=== Work to be completed ===
Count how many lines of the data include "ffffff". The answer is that number and nothing else.

(Structured figure records)
■ ■ ■
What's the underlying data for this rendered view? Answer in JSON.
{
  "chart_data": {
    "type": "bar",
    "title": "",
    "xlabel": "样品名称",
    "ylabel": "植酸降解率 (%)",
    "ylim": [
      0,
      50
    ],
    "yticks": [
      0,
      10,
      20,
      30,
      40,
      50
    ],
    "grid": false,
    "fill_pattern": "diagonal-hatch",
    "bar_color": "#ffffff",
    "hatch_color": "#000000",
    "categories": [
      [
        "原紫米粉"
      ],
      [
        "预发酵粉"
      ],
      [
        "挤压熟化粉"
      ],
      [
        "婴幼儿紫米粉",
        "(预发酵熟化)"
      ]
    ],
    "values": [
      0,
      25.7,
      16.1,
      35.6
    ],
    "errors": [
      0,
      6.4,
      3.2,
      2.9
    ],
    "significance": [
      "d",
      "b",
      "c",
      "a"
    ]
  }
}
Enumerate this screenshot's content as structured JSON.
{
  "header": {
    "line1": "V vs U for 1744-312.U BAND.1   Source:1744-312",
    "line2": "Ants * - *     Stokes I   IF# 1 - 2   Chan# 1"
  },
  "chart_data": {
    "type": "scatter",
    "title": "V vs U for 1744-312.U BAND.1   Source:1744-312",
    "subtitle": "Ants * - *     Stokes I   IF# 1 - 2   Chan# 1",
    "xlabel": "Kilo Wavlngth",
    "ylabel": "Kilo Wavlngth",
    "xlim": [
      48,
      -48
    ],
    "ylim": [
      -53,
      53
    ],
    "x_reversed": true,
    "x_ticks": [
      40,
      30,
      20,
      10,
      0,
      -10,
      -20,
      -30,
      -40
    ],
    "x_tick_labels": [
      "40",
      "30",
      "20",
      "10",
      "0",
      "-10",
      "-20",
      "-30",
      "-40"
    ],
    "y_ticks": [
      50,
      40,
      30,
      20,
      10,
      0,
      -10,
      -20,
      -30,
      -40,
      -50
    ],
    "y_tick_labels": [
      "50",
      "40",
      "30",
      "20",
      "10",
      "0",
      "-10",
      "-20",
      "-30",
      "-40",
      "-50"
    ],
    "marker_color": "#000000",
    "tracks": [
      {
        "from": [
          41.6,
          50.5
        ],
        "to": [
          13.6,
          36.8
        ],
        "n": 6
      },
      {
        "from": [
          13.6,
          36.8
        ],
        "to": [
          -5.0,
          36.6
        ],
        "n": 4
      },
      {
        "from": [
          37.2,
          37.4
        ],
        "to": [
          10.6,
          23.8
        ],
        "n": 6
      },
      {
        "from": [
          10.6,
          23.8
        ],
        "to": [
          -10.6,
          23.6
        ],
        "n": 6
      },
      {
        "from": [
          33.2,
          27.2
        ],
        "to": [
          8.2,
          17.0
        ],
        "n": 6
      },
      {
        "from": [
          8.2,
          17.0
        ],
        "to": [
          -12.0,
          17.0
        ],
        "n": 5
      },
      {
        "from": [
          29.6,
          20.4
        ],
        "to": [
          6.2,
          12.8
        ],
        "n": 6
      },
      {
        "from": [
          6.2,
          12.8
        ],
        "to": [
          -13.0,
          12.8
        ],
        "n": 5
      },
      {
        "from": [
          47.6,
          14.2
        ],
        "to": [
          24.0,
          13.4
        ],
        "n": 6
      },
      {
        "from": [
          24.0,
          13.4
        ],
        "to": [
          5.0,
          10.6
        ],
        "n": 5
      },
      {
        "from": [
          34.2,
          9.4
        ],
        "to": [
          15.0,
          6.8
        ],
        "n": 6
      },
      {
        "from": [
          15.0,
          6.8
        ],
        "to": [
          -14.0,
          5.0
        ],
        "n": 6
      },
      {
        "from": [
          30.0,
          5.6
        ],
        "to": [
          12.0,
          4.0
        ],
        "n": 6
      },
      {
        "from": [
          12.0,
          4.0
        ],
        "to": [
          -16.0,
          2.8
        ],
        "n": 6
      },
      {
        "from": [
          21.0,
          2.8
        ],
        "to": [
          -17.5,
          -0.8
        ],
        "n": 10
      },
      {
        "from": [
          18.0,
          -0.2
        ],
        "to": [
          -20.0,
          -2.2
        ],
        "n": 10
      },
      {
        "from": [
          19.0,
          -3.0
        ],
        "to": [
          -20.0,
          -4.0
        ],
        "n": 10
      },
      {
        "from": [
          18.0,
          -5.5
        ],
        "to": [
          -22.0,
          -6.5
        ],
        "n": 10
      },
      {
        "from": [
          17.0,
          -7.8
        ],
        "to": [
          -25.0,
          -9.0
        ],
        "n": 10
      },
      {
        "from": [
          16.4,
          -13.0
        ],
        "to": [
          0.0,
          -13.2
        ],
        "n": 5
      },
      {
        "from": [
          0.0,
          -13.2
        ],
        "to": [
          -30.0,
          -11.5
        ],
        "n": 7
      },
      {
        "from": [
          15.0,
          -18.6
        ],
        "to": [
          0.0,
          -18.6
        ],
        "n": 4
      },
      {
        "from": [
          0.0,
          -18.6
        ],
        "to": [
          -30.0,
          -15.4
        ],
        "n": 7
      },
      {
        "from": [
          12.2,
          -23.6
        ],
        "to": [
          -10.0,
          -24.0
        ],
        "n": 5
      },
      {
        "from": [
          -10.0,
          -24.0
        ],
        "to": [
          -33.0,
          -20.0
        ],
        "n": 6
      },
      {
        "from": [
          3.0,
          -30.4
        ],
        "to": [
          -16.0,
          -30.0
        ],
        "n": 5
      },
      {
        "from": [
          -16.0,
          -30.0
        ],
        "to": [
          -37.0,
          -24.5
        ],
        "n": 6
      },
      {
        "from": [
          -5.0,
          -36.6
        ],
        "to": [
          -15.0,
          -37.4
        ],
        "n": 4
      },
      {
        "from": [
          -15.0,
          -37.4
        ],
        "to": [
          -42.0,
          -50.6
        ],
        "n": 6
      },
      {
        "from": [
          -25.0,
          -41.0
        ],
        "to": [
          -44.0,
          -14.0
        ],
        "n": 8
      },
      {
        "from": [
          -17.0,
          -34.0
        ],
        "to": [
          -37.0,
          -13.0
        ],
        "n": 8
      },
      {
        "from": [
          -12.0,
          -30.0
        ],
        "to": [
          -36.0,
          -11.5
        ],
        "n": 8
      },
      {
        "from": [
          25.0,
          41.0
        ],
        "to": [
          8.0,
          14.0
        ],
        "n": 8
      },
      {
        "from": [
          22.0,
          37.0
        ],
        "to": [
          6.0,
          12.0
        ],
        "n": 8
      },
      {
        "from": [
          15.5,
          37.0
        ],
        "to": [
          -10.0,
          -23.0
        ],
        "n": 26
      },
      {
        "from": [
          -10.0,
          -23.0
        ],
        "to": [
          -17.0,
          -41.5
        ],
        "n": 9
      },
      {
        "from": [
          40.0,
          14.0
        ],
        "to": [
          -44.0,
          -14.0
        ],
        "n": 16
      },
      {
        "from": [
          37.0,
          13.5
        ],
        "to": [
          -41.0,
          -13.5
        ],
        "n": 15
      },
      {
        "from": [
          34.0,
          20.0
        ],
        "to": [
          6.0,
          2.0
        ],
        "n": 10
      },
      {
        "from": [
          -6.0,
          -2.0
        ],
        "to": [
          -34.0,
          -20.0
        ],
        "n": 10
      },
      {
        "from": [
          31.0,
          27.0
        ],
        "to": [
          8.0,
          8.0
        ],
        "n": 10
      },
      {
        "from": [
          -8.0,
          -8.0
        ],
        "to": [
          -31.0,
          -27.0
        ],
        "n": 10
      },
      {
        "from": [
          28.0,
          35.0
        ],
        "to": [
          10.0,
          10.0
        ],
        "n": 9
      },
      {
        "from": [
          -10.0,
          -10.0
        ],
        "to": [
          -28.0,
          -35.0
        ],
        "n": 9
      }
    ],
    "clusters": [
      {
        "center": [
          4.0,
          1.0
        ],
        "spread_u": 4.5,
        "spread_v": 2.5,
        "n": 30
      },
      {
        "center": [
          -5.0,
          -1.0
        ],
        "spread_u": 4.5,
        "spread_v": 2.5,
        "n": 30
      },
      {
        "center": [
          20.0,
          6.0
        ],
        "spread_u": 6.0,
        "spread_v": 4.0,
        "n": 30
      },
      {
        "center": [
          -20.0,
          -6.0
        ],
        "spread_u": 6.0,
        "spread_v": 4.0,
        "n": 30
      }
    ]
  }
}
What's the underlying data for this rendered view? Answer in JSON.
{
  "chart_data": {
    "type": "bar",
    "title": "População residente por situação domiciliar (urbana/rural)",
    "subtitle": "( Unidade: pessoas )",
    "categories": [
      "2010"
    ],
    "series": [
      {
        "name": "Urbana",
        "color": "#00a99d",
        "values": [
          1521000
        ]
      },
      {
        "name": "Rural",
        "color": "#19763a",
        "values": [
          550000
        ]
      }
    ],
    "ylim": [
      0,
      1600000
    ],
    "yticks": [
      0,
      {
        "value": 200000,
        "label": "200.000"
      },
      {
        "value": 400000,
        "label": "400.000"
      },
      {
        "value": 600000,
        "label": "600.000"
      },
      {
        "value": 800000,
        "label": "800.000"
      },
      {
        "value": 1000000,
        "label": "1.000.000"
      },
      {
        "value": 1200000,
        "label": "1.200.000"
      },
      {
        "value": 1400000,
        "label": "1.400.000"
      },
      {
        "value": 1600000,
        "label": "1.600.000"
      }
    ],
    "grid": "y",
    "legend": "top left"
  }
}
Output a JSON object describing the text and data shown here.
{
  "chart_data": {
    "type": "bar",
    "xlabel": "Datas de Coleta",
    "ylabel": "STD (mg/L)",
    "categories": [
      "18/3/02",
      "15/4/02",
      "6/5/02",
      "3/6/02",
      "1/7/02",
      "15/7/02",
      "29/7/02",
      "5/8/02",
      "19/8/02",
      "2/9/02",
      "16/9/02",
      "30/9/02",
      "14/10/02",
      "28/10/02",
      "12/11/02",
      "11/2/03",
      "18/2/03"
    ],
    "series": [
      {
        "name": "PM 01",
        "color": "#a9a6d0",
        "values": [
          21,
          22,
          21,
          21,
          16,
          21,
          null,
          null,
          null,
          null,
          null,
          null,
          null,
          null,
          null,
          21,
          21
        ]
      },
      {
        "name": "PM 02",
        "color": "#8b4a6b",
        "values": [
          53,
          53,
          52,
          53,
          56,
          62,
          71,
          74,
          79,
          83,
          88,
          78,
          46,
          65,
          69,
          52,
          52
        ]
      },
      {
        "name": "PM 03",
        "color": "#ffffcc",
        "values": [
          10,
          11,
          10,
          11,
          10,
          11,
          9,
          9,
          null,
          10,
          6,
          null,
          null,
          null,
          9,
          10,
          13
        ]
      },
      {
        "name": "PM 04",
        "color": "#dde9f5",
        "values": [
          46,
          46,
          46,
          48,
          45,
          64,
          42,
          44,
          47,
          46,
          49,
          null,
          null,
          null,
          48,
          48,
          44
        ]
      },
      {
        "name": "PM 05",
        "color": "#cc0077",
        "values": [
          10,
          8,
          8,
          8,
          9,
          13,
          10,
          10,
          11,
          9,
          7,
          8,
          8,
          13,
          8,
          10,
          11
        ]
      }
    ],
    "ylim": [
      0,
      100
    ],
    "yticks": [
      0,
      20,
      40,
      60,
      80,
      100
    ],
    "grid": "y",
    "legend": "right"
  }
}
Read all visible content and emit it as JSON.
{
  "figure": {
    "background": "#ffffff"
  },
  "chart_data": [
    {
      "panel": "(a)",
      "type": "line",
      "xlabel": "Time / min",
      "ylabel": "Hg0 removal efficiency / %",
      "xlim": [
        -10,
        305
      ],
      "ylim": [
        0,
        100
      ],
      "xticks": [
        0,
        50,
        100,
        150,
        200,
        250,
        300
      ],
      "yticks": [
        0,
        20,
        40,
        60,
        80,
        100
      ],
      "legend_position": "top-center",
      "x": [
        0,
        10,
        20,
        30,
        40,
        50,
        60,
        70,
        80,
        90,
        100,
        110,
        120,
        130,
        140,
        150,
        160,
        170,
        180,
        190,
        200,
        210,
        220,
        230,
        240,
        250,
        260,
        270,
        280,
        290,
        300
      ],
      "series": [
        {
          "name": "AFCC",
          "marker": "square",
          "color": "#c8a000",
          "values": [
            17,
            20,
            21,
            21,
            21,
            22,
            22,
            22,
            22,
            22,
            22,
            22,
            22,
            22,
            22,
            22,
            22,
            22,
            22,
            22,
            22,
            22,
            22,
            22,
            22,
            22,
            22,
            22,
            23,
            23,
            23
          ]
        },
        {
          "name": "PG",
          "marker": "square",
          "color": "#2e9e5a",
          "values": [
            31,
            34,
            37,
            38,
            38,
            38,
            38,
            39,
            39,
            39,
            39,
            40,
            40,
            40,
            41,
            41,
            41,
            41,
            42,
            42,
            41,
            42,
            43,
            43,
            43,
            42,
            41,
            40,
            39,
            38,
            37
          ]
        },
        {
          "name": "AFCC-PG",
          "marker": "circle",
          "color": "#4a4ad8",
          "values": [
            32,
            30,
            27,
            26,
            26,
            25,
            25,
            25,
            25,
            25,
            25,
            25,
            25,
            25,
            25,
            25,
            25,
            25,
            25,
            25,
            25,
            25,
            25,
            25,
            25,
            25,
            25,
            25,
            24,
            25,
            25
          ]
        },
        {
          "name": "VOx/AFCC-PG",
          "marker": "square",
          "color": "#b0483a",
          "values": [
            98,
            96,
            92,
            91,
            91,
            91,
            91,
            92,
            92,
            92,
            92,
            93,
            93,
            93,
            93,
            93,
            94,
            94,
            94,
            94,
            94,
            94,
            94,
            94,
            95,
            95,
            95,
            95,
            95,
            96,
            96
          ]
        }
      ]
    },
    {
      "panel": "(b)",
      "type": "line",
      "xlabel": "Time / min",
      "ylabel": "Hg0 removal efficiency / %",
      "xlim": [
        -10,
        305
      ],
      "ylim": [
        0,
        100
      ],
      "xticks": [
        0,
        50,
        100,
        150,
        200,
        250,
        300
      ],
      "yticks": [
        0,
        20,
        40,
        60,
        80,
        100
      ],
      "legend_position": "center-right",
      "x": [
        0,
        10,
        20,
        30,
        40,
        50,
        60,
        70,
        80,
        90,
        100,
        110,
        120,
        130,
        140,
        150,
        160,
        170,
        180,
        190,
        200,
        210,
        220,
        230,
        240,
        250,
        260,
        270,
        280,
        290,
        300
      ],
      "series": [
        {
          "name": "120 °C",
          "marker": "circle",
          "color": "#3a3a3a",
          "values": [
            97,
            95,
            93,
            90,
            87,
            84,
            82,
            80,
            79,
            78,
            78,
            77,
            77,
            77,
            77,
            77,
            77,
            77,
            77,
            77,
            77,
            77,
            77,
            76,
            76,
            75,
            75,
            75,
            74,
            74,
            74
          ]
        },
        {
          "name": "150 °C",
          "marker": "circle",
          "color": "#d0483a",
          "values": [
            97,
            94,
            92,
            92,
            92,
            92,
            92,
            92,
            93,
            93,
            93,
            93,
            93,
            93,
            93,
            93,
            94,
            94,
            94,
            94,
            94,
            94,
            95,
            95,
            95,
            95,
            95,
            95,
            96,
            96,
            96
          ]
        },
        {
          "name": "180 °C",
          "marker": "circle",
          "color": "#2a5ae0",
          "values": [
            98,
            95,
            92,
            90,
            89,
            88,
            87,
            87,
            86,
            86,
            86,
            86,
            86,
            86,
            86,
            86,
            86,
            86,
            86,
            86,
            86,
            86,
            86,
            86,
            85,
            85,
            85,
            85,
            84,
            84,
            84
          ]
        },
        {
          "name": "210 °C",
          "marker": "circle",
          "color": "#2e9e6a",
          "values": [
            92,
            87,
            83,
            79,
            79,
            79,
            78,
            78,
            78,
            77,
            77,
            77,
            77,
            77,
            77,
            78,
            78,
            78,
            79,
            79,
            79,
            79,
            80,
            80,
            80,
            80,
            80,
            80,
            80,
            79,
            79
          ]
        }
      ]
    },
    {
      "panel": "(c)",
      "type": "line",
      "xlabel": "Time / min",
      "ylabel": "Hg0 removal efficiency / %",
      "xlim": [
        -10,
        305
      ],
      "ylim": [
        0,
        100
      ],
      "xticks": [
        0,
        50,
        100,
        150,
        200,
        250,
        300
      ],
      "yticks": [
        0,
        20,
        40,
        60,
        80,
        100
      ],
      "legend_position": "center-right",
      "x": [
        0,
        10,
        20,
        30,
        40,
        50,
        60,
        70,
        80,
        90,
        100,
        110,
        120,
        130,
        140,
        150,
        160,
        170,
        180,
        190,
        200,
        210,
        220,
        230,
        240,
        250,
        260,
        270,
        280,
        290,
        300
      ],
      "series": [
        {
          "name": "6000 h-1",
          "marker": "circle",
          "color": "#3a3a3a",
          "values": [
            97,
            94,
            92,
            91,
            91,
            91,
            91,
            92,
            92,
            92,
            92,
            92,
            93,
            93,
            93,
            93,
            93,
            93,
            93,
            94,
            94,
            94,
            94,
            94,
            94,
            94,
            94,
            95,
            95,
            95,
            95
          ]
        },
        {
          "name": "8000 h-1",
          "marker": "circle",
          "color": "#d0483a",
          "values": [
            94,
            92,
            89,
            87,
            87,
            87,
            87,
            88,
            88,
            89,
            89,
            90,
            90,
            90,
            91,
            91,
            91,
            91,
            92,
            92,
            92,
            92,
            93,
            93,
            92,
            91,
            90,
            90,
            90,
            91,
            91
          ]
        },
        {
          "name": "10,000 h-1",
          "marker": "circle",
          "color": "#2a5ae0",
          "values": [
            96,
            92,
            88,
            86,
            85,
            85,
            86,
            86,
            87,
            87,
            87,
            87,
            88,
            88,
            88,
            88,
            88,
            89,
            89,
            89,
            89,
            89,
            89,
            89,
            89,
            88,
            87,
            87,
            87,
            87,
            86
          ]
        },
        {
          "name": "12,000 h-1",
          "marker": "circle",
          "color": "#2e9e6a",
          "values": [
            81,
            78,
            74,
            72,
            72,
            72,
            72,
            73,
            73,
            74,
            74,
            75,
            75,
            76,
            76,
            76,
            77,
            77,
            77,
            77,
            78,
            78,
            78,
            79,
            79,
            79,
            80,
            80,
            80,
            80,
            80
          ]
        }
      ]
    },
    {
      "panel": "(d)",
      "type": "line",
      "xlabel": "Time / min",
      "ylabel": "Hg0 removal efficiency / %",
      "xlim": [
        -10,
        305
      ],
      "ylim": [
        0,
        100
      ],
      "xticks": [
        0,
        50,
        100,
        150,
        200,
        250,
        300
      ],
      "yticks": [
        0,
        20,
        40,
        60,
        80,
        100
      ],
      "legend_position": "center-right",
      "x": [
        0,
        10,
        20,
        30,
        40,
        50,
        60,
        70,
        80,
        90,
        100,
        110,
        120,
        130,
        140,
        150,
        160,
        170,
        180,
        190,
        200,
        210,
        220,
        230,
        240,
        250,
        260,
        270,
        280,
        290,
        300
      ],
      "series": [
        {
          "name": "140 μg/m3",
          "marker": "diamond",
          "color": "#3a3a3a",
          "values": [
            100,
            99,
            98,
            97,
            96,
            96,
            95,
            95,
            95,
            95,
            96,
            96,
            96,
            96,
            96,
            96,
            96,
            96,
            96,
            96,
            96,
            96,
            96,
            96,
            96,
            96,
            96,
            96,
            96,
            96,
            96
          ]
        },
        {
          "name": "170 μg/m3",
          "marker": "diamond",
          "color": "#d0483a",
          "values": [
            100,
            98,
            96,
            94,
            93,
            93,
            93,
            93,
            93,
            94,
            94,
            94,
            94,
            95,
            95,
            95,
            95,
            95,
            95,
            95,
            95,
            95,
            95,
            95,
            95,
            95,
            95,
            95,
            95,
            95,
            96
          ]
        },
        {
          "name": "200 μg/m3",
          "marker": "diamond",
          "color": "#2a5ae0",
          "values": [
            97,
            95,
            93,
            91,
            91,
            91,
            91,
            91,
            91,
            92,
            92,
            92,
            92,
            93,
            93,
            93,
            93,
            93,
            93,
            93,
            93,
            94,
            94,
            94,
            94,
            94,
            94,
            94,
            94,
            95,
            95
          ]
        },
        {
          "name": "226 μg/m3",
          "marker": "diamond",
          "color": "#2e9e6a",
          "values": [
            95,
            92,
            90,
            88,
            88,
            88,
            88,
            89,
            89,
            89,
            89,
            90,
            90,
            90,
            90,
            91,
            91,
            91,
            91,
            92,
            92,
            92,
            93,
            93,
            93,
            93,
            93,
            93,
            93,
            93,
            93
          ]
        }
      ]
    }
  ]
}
■ ■ ■
=== Output of the task ===
2